**TASK**:
Scan the following material for the string "акционирования" and copy each line in which it appears.

--- Start of PROVIDED INFORMATION ---

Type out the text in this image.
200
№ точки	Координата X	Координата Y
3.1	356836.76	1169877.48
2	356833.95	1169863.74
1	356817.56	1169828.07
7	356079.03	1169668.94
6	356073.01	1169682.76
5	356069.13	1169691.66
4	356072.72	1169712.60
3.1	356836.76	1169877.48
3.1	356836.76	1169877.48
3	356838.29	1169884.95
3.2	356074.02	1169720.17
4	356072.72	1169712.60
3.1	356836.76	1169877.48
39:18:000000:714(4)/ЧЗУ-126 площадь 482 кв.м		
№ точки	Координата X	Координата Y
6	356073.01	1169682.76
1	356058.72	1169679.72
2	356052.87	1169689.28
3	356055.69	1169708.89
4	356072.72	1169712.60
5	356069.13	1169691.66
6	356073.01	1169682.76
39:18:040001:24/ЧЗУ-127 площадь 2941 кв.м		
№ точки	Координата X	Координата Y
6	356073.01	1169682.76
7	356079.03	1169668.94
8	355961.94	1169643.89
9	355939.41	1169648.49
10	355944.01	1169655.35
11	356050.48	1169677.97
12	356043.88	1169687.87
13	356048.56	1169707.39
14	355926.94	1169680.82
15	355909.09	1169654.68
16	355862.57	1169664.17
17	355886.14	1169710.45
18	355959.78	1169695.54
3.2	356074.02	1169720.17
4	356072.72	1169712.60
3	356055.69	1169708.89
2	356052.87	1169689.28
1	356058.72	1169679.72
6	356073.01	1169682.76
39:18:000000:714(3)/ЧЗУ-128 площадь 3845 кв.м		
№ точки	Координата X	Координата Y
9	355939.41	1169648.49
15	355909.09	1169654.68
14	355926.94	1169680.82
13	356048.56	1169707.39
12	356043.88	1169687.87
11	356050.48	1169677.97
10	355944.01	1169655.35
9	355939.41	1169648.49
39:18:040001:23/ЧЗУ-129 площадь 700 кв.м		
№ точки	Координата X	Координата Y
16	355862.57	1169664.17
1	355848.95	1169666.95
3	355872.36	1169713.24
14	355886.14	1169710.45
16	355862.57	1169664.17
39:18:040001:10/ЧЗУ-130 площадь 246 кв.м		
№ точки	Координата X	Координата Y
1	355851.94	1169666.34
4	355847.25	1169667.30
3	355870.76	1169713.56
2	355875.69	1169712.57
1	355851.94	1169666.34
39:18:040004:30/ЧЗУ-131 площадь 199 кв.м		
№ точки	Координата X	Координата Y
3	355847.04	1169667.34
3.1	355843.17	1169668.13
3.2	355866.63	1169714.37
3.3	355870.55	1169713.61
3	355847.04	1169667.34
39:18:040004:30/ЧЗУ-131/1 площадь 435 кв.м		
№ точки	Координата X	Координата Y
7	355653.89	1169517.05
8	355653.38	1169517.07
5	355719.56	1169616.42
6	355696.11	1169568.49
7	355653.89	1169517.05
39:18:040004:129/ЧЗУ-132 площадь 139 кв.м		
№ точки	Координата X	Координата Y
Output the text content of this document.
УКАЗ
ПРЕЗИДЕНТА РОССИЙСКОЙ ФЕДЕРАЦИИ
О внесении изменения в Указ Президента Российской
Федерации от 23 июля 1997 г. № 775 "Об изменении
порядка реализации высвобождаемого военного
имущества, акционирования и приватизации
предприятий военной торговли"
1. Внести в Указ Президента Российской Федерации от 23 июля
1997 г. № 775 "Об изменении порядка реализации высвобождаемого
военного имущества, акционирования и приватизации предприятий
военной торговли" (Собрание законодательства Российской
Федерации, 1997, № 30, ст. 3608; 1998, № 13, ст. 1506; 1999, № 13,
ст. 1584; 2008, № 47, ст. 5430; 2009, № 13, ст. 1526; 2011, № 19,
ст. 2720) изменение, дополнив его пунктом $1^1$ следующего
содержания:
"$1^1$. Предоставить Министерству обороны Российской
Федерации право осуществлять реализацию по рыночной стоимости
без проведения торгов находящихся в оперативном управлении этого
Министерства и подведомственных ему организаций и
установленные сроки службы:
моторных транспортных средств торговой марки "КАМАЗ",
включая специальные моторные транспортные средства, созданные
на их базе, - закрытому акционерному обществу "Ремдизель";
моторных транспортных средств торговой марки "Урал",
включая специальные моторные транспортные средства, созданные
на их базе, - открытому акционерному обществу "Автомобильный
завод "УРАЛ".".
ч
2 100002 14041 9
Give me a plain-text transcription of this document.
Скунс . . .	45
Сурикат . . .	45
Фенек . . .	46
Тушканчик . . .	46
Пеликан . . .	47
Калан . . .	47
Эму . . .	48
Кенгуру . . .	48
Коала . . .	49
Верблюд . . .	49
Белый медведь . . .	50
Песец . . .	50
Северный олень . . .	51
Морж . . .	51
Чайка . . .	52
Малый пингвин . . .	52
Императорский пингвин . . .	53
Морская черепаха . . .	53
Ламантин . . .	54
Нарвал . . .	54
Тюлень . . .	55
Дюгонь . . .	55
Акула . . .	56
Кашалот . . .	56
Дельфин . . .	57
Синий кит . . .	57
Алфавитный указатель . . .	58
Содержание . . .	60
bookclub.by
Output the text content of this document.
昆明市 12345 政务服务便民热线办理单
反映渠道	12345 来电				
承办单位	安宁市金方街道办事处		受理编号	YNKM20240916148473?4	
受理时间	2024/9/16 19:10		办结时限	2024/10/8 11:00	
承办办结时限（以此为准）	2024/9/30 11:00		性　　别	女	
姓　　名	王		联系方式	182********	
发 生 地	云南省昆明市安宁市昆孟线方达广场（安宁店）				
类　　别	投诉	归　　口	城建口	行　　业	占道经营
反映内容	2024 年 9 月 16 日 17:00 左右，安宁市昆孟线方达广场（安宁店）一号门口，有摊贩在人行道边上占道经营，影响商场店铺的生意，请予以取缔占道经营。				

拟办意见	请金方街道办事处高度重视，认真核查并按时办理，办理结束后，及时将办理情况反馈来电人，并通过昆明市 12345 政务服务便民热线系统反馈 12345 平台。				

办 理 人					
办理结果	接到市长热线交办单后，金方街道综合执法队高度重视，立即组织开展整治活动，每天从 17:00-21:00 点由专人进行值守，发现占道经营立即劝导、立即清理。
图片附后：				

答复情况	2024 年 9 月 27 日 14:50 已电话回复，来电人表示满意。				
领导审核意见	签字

--- End of PROVIDED INFORMATION ---

**FINAL RESULT**:
имущества, акционирования и приватизации
военного имущества, акционирования и приватизации предприятий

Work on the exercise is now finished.